▸ Text:
****************************************
Attraction of Each Department

Department of Astronomy

  • Takashi Onaka (Professor, Department of Astronomy)


Figure 0

Infrared image of the Large Magellanic Cloud taken by a camera on-board the satellite AKARI (Courtesy of JAXA)

Jack, in the children's fairy tale “Jack and the Beanstalk,” imagined that there was another world above the clouds. Ancient peoples speculated about the unknown worlds in the night sky. Today, when we feel anxious or uncertain about life, we often are emotionally affected by stars shining in the night sky. There is in this universe something that reminds us of the mystery of nature. Starting out as fantasy, astronomy evolved into a science that has explained the mysteries of the movements of the moon and planets, proved that the sun is a star in a galaxy, just like other stars shining in the night sky, showed that there are innumerable galaxies in the universe, and continues to explore toward the edges of the universe. The origin of the universe, which used to be explained only in terms of theory, has become a major object of astronomical observation, and discoveries of planets outside the solar system are no longer treated as major headline news.

Astronomy covers a wide range of phenomena. The universe is born. Stars and then galaxies form out of cooling gas. Planets begin to orbit stars. Some stars are born, while others disappear after a period of evolution. All of these processes are covered by astronomy. As seen from the fact that it played a role in verification of the general theory of relativity, astronomy is closely related to physics, but it is also supported through cooperation with several other fields of science (for instance, knowledge of chemistry is needed to understand the gas cooling process). If we consider that in the universe there are searing heat and super-high vacuums that cannot exist on Earth, it becomes credible that there still may lurk physical laws beyond our current understanding. Astronomy is valuable in that it is a science of extreme states.

Recently, astronomy has progressed very rapidly. With the remarkable development of computers, CCD cameras and other technologies, observation by means of large telescopes and satellites has advanced dramatically. Many new observation devices, telescopes and satellites are being planned. New observation equipment will open up new fields and evoke new theoretical inquiries.

Life in the Department of Astronomy

Ten years ago, the Department of Astronomy was located in an enclave near the Hongo campus. Now, most of the staff have moved to Science Building 1 behind the Yasuda Hall. Perhaps because astronomers like high places, the Department occupies the top floor. The rooms in the 10-year old building are still fresh.
****************************************
▸ Material:
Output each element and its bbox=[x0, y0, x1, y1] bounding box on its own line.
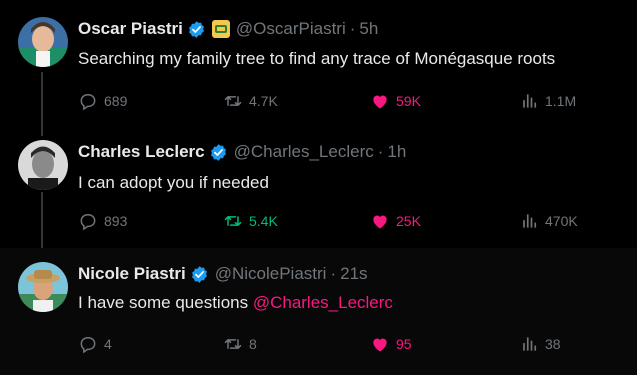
****************************************
▸ What you need to do:
- 1) Write out the astronomy text again, beginning at the words "Astronomy covers a" and stopping after "of extreme states.", and replace "galaxies" with "nebulae".
- 2) Translate this sentence from the astronomy text into Spanish: "Many new observation devices, telescopes and satellites are being planned."
Work only from the astronomy text.

▸ Results for the exercise:
- 1)
Astronomy covers a wide range of phenomena. The universe is born. Stars and then nebulae form out of cooling gas. Planets begin to orbit stars. Some stars are born, while others disappear after a period of evolution. All of these processes are covered by astronomy. As seen from the fact that it played a role in verification of the general theory of relativity, astronomy is closely related to physics, but it is also supported through cooperation with several other fields of science (for instance, knowledge of chemistry is needed to understand the gas cooling process). If we consider that in the universe there are searing heat and super-high vacuums that cannot exist on Earth, it becomes credible that there still may lurk physical laws beyond our current understanding. Astronomy is valuable in that it is a science of extreme states.

- 2) Se están planeando muchos nuevos dispositivos de observación, telescopios y satélites.